EXERCISE OBJECTIVE:
Give the data again exactly as written, skipping any pictures.

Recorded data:
——————————
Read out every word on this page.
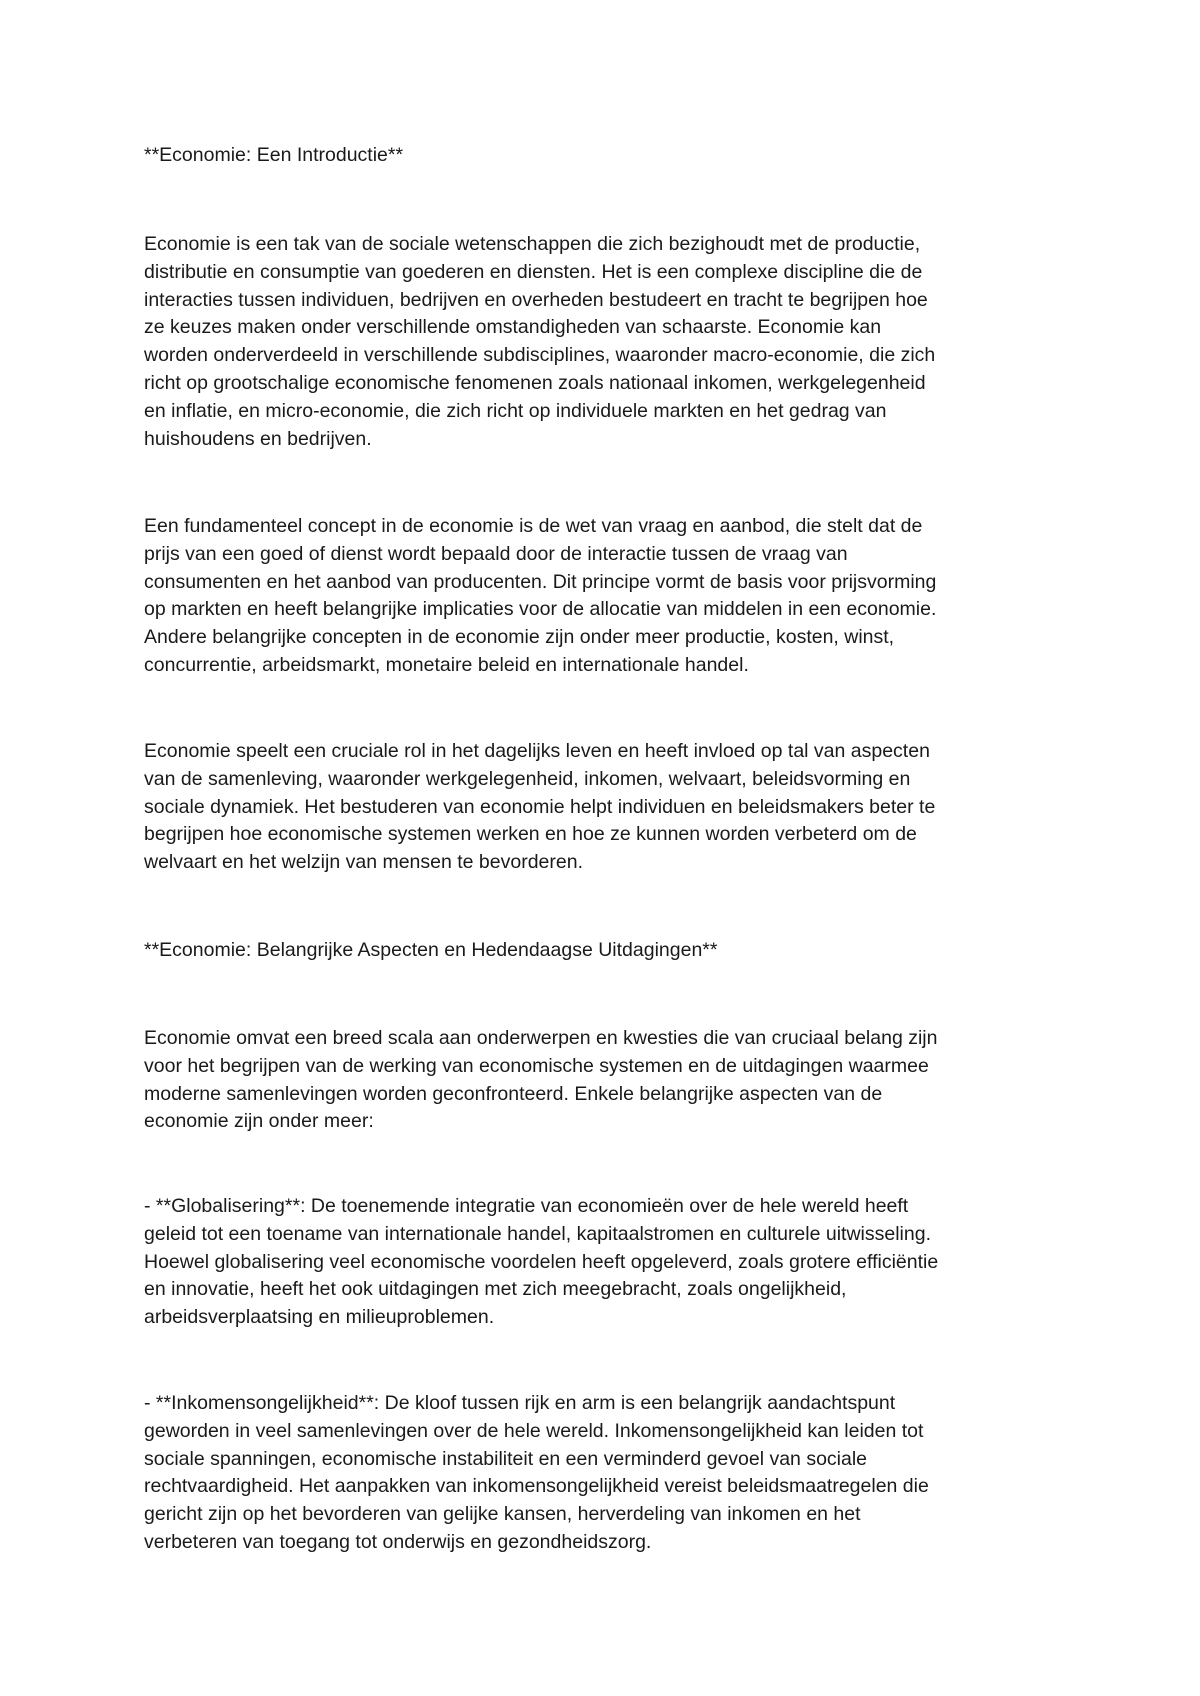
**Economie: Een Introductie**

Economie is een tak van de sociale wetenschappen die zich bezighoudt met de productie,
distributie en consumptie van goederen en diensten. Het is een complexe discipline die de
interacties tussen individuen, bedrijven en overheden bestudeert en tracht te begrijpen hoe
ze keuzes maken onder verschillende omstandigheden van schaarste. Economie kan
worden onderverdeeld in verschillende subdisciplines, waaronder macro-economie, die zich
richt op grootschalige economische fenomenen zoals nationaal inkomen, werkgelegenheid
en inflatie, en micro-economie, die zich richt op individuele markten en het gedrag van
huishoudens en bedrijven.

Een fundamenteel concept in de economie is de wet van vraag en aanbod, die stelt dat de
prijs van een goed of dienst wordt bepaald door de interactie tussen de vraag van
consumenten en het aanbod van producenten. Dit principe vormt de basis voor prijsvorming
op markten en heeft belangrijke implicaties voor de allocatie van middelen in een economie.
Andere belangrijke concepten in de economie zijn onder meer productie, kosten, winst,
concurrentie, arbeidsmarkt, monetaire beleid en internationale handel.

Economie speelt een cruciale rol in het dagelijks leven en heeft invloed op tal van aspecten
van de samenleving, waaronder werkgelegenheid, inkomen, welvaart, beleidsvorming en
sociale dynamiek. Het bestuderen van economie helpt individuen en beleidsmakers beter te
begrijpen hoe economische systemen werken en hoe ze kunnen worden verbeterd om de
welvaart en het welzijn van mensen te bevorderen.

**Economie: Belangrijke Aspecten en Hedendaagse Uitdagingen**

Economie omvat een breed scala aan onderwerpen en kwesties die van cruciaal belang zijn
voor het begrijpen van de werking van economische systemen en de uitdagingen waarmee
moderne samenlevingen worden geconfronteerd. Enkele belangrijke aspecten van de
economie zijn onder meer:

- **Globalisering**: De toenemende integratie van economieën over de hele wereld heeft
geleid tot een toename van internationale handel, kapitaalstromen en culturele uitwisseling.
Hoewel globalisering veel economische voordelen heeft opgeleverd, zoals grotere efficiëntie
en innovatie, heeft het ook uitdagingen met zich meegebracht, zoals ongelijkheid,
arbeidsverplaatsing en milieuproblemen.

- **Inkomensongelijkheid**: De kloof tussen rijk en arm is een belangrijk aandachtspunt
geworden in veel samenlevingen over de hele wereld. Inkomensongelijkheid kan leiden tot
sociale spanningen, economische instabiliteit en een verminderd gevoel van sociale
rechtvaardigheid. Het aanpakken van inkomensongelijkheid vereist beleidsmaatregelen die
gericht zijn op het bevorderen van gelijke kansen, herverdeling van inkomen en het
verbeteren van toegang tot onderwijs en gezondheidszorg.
——————————
WORKED SOLUTION:
Read out every word on this page.
**Economie: Een Introductie**

Economie is een tak van de sociale wetenschappen die zich bezighoudt met de productie,
distributie en consumptie van goederen en diensten. Het is een complexe discipline die de
interacties tussen individuen, bedrijven en overheden bestudeert en tracht te begrijpen hoe
ze keuzes maken onder verschillende omstandigheden van schaarste. Economie kan
worden onderverdeeld in verschillende subdisciplines, waaronder macro-economie, die zich
richt op grootschalige economische fenomenen zoals nationaal inkomen, werkgelegenheid
en inflatie, en micro-economie, die zich richt op individuele markten en het gedrag van
huishoudens en bedrijven.

Een fundamenteel concept in de economie is de wet van vraag en aanbod, die stelt dat de
prijs van een goed of dienst wordt bepaald door de interactie tussen de vraag van
consumenten en het aanbod van producenten. Dit principe vormt de basis voor prijsvorming
op markten en heeft belangrijke implicaties voor de allocatie van middelen in een economie.
Andere belangrijke concepten in de economie zijn onder meer productie, kosten, winst,
concurrentie, arbeidsmarkt, monetaire beleid en internationale handel.

Economie speelt een cruciale rol in het dagelijks leven en heeft invloed op tal van aspecten
van de samenleving, waaronder werkgelegenheid, inkomen, welvaart, beleidsvorming en
sociale dynamiek. Het bestuderen van economie helpt individuen en beleidsmakers beter te
begrijpen hoe economische systemen werken en hoe ze kunnen worden verbeterd om de
welvaart en het welzijn van mensen te bevorderen.

**Economie: Belangrijke Aspecten en Hedendaagse Uitdagingen**

Economie omvat een breed scala aan onderwerpen en kwesties die van cruciaal belang zijn
voor het begrijpen van de werking van economische systemen en de uitdagingen waarmee
moderne samenlevingen worden geconfronteerd. Enkele belangrijke aspecten van de
economie zijn onder meer:

- **Globalisering**: De toenemende integratie van economieën over de hele wereld heeft
geleid tot een toename van internationale handel, kapitaalstromen en culturele uitwisseling.
Hoewel globalisering veel economische voordelen heeft opgeleverd, zoals grotere efficiëntie
en innovatie, heeft het ook uitdagingen met zich meegebracht, zoals ongelijkheid,
arbeidsverplaatsing en milieuproblemen.

- **Inkomensongelijkheid**: De kloof tussen rijk en arm is een belangrijk aandachtspunt
geworden in veel samenlevingen over de hele wereld. Inkomensongelijkheid kan leiden tot
sociale spanningen, economische instabiliteit en een verminderd gevoel van sociale
rechtvaardigheid. Het aanpakken van inkomensongelijkheid vereist beleidsmaatregelen die
gericht zijn op het bevorderen van gelijke kansen, herverdeling van inkomen en het
verbeteren van toegang tot onderwijs en gezondheidszorg.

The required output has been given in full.